* _Listing_
====
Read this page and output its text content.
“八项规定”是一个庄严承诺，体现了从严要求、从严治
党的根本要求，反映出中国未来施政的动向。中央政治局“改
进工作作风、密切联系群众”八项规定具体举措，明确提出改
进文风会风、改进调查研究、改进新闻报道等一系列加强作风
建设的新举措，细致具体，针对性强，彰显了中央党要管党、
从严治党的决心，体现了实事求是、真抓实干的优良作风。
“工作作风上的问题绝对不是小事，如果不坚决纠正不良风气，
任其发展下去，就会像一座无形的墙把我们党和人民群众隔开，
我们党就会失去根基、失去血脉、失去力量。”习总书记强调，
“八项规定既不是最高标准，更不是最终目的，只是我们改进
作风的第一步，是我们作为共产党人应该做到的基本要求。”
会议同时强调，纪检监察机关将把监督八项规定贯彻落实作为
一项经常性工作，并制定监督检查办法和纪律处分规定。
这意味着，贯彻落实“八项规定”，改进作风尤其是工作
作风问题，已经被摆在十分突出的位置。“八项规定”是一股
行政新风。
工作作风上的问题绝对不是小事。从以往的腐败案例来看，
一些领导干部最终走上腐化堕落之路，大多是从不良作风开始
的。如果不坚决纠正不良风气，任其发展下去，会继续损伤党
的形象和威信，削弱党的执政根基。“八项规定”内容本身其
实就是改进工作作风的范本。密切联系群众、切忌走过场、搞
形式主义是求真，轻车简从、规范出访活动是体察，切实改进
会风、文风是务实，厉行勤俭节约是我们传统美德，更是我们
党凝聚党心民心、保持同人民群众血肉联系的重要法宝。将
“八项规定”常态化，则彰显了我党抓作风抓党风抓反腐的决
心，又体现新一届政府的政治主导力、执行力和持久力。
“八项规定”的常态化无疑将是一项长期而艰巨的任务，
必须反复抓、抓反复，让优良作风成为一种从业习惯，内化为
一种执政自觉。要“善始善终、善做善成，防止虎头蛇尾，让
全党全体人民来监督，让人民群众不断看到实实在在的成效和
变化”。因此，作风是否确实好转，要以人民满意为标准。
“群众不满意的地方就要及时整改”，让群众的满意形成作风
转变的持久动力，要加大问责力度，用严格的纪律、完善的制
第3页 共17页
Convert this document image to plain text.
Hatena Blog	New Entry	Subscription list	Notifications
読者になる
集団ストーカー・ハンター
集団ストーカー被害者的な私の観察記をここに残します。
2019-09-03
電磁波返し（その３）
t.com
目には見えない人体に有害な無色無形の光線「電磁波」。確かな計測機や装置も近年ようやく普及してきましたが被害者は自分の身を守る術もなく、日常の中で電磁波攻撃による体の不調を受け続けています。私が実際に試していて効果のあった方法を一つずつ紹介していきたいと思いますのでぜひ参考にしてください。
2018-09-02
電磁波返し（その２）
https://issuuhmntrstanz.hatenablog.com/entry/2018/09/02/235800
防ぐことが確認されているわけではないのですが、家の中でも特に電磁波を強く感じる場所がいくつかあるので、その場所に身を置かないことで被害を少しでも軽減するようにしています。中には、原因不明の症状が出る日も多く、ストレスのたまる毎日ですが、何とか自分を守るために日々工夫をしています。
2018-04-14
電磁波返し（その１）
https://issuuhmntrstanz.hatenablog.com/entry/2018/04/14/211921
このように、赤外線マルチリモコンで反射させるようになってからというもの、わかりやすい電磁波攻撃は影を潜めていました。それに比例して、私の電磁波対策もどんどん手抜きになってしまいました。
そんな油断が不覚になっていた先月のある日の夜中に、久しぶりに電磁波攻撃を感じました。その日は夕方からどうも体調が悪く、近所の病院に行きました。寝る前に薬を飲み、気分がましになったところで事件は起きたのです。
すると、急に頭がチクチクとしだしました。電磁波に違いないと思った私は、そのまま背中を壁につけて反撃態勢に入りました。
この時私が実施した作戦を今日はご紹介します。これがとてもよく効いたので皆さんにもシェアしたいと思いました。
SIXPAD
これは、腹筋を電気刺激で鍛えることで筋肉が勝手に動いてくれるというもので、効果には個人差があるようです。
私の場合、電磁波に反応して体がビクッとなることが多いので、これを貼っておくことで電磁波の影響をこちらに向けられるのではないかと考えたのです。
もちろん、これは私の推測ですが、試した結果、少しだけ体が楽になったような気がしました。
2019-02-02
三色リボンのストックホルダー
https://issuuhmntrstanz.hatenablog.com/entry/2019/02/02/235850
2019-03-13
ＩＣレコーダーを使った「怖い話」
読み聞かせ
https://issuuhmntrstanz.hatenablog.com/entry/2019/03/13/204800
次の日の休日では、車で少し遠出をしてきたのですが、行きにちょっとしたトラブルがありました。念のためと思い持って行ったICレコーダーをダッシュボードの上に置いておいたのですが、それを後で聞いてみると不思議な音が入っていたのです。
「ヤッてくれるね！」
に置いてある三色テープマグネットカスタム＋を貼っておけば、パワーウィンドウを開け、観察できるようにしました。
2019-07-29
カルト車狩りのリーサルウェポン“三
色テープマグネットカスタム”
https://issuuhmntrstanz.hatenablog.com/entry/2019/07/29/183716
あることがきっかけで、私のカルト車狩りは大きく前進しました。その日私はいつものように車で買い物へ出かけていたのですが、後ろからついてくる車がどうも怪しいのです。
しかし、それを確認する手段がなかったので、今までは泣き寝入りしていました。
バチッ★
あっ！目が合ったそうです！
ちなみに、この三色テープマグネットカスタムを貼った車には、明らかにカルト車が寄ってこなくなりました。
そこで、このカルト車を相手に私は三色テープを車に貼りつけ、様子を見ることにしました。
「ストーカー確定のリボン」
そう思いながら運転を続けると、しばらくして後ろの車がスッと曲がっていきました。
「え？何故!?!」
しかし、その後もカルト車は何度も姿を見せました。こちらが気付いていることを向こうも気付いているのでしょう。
====
* _Exercise_
Quote all the records. Keep every word exact.

* _Full response_
Read this page and output its text content.
“八项规定”是一个庄严承诺，体现了从严要求、从严治
党的根本要求，反映出中国未来施政的动向。中央政治局“改
进工作作风、密切联系群众”八项规定具体举措，明确提出改
进文风会风、改进调查研究、改进新闻报道等一系列加强作风
建设的新举措，细致具体，针对性强，彰显了中央党要管党、
从严治党的决心，体现了实事求是、真抓实干的优良作风。
“工作作风上的问题绝对不是小事，如果不坚决纠正不良风气，
任其发展下去，就会像一座无形的墙把我们党和人民群众隔开，
我们党就会失去根基、失去血脉、失去力量。”习总书记强调，
“八项规定既不是最高标准，更不是最终目的，只是我们改进
作风的第一步，是我们作为共产党人应该做到的基本要求。”
会议同时强调，纪检监察机关将把监督八项规定贯彻落实作为
一项经常性工作，并制定监督检查办法和纪律处分规定。
这意味着，贯彻落实“八项规定”，改进作风尤其是工作
作风问题，已经被摆在十分突出的位置。“八项规定”是一股
行政新风。
工作作风上的问题绝对不是小事。从以往的腐败案例来看，
一些领导干部最终走上腐化堕落之路，大多是从不良作风开始
的。如果不坚决纠正不良风气，任其发展下去，会继续损伤党
的形象和威信，削弱党的执政根基。“八项规定”内容本身其
实就是改进工作作风的范本。密切联系群众、切忌走过场、搞
形式主义是求真，轻车简从、规范出访活动是体察，切实改进
会风、文风是务实，厉行勤俭节约是我们传统美德，更是我们
党凝聚党心民心、保持同人民群众血肉联系的重要法宝。将
“八项规定”常态化，则彰显了我党抓作风抓党风抓反腐的决
心，又体现新一届政府的政治主导力、执行力和持久力。
“八项规定”的常态化无疑将是一项长期而艰巨的任务，
必须反复抓、抓反复，让优良作风成为一种从业习惯，内化为
一种执政自觉。要“善始善终、善做善成，防止虎头蛇尾，让
全党全体人民来监督，让人民群众不断看到实实在在的成效和
变化”。因此，作风是否确实好转，要以人民满意为标准。
“群众不满意的地方就要及时整改”，让群众的满意形成作风
转变的持久动力，要加大问责力度，用严格的纪律、完善的制
第3页 共17页
Convert this document image to plain text.
Hatena Blog	New Entry	Subscription list	Notifications
読者になる
集団ストーカー・ハンター
集団ストーカー被害者的な私の観察記をここに残します。
2019-09-03
電磁波返し（その３）
t.com
目には見えない人体に有害な無色無形の光線「電磁波」。確かな計測機や装置も近年ようやく普及してきましたが被害者は自分の身を守る術もなく、日常の中で電磁波攻撃による体の不調を受け続けています。私が実際に試していて効果のあった方法を一つずつ紹介していきたいと思いますのでぜひ参考にしてください。
2018-09-02
電磁波返し（その２）
https://issuuhmntrstanz.hatenablog.com/entry/2018/09/02/235800
防ぐことが確認されているわけではないのですが、家の中でも特に電磁波を強く感じる場所がいくつかあるので、その場所に身を置かないことで被害を少しでも軽減するようにしています。中には、原因不明の症状が出る日も多く、ストレスのたまる毎日ですが、何とか自分を守るために日々工夫をしています。
2018-04-14
電磁波返し（その１）
https://issuuhmntrstanz.hatenablog.com/entry/2018/04/14/211921
このように、赤外線マルチリモコンで反射させるようになってからというもの、わかりやすい電磁波攻撃は影を潜めていました。それに比例して、私の電磁波対策もどんどん手抜きになってしまいました。
そんな油断が不覚になっていた先月のある日の夜中に、久しぶりに電磁波攻撃を感じました。その日は夕方からどうも体調が悪く、近所の病院に行きました。寝る前に薬を飲み、気分がましになったところで事件は起きたのです。
すると、急に頭がチクチクとしだしました。電磁波に違いないと思った私は、そのまま背中を壁につけて反撃態勢に入りました。
この時私が実施した作戦を今日はご紹介します。これがとてもよく効いたので皆さんにもシェアしたいと思いました。
SIXPAD
これは、腹筋を電気刺激で鍛えることで筋肉が勝手に動いてくれるというもので、効果には個人差があるようです。
私の場合、電磁波に反応して体がビクッとなることが多いので、これを貼っておくことで電磁波の影響をこちらに向けられるのではないかと考えたのです。
もちろん、これは私の推測ですが、試した結果、少しだけ体が楽になったような気がしました。
2019-02-02
三色リボンのストックホルダー
https://issuuhmntrstanz.hatenablog.com/entry/2019/02/02/235850
2019-03-13
ＩＣレコーダーを使った「怖い話」
読み聞かせ
https://issuuhmntrstanz.hatenablog.com/entry/2019/03/13/204800
次の日の休日では、車で少し遠出をしてきたのですが、行きにちょっとしたトラブルがありました。念のためと思い持って行ったICレコーダーをダッシュボードの上に置いておいたのですが、それを後で聞いてみると不思議な音が入っていたのです。
「ヤッてくれるね！」
に置いてある三色テープマグネットカスタム＋を貼っておけば、パワーウィンドウを開け、観察できるようにしました。
2019-07-29
カルト車狩りのリーサルウェポン“三
色テープマグネットカスタム”
https://issuuhmntrstanz.hatenablog.com/entry/2019/07/29/183716
あることがきっかけで、私のカルト車狩りは大きく前進しました。その日私はいつものように車で買い物へ出かけていたのですが、後ろからついてくる車がどうも怪しいのです。
しかし、それを確認する手段がなかったので、今までは泣き寝入りしていました。
バチッ★
あっ！目が合ったそうです！
ちなみに、この三色テープマグネットカスタムを貼った車には、明らかにカルト車が寄ってこなくなりました。
そこで、このカルト車を相手に私は三色テープを車に貼りつけ、様子を見ることにしました。
「ストーカー確定のリボン」
そう思いながら運転を続けると、しばらくして後ろの車がスッと曲がっていきました。
「え？何故!?!」
しかし、その後もカルト車は何度も姿を見せました。こちらが気付いていることを向こうも気付いているのでしょう。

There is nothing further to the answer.